Edmund Kirke, author of “Among the Pines,” and Col. Jaquess of the 8th Illinois regiment, have just returned from Richmond, whither they have been on a secret mission of political importance. They were received and treated with marked respect by the Confederate authorities during their stay in Richmond.

So it seems that Lincoln has been “negotiating with rebels!” What does this mean? For three years his supporters have constantly denounced all idea of negotiation with the Richmond authorities; yet now we are told that Lincoln has secretly been negotiating with them. In the account of his “mission” it is stated that these agent of the Administration remained three days in Richmond, where they were quartered at the “crack hotel” and “fared sumptuously every day.” They were fed on chicken, turkey, mutton and all the viands of a well-appointed hotel, and entertained with fie brandies and costly wines,” at the expense of the rebels. They had “two prolonged interviews with President Davis” and with his Secretary of State, Mr. Benjamin, and other officers. They also visited the prisons and “were agreeably disappointed by the comparatively comfortable condition in which they found our Union captives.” They describe Jeff Davis as “hale and hearty in appearance.” The precise object of this mission is not stated, but it is alleged that they met with considerable success in impressing their views upon Mr. Davis, who was very “warm and cordial” in his expressions of respect for their character and aims.

The Negro Trade.–It will be seen that the Legislature has authorized the Governor to enter into the Negro trade in the South–to purchase Negroes at $500 a head to fill our quota in the army. This is well, as things now are. Next to the abolitionists, the Negro is most properly called upon to fight this was for his benefit. But there seems to be much room for doubt as to the success of this new Negro traffic. In this business the first step is the same as the first in the famous recipe for cooking a rabbit, viz: “First, catch the rabbit.” So here, the first step in Negro recruiting is to catch the Negro. Now it is feared that this will be no easy matter. It is reported that Negroes are not very plenty in the territory held by our forces. Gen. Grant has found a few, and Gen. Sherman reports a scarcity in the country held by him; and other sections have been pretty well “cleaned out,” and it is doubtful whether this new Negro speculation will pay. Besides, it is said Gen. Sherman protests against these Negro-traders going into his department, on the ground that they will increase the number of idle non-combatants to feed without rendering any service. It is probable that the true reason is, he knows these fellows will be political emissaries sent to make votes for Old Abe, whose presence and proceedings will stir up strife and make trouble in the army. Other commanders will doubtless follow his example. On the whole, therefore, it is very doubtful whether this new Negro speculation will pay.

•••••

A Federal soldier who escaped from Americus, Ga., where the rebels now send Federal prisoners, reports that a stockade in an open field, without shade, and partly a swamp, contains nineteen thousand Union soldiers, without a blanket, overcoat or cooking utensil.–Boston Journal.

Entries shown:
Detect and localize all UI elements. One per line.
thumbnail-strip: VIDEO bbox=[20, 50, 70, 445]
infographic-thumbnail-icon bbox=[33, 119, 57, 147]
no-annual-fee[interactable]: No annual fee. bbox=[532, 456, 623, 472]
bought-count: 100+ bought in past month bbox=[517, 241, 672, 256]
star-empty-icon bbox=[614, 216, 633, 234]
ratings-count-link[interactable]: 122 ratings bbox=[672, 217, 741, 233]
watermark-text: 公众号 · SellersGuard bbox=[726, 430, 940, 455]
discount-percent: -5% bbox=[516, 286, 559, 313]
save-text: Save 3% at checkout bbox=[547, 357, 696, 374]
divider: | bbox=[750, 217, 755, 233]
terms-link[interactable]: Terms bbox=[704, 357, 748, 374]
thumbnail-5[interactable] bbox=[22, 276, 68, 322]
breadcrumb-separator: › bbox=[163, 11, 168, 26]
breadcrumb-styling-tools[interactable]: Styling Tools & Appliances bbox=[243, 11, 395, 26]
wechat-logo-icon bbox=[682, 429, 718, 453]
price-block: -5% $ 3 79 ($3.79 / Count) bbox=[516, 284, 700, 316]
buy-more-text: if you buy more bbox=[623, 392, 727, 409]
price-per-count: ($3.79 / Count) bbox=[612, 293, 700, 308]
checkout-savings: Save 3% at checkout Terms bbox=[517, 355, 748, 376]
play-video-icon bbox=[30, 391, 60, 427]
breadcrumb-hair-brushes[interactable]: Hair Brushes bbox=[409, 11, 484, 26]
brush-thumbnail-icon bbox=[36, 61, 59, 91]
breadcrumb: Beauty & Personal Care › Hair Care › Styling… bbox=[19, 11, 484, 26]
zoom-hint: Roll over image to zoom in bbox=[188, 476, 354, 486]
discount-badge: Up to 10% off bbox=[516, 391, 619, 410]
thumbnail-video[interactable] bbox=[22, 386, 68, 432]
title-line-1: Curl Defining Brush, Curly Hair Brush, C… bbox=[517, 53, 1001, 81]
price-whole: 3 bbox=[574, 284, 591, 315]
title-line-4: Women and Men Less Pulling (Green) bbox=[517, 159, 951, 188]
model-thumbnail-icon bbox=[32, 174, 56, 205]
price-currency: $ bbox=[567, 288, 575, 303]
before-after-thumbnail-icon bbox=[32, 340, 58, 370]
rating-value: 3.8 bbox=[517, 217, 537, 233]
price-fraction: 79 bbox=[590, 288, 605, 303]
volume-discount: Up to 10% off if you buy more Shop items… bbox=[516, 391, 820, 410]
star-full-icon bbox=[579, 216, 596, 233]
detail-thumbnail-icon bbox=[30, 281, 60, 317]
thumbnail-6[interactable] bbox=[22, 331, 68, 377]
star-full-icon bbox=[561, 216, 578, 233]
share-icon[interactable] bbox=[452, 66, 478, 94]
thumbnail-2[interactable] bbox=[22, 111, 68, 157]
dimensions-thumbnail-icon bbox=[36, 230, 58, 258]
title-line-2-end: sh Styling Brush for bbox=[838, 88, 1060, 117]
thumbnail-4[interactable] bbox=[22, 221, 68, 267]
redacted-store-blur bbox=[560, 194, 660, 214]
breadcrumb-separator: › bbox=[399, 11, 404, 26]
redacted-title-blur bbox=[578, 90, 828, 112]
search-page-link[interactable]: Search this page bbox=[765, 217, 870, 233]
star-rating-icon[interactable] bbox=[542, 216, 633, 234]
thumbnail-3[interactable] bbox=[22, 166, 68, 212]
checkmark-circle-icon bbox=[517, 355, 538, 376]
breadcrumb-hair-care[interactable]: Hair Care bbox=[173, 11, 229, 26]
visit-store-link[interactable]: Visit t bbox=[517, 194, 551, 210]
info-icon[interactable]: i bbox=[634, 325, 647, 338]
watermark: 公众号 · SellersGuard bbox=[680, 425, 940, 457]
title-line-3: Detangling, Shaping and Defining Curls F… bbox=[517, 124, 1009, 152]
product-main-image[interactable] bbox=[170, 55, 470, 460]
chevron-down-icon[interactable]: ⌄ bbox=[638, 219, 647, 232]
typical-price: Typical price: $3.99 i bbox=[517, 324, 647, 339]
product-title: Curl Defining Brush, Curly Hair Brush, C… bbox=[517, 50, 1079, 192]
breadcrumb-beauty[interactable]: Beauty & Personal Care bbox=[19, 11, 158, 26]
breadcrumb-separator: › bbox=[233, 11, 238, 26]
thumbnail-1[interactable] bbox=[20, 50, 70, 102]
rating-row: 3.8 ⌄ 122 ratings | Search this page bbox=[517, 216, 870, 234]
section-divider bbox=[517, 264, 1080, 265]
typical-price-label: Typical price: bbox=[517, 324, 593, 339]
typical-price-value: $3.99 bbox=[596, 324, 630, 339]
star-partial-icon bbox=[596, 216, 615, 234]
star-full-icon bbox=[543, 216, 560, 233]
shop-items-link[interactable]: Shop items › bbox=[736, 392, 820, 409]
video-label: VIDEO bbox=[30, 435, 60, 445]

Task objective: Reproduce the Civil War newspaper text word for word, beginning with "A Federal soldier" and stopping after "cooking utensil.–Boston Journal.".

Result of this task:
A Federal soldier who escaped from Americus, Ga., where the rebels now send Federal prisoners, reports that a stockade in an open field, without shade, and partly a swamp, contains nineteen thousand Union soldiers, without a blanket, overcoat or cooking utensil.–Boston Journal.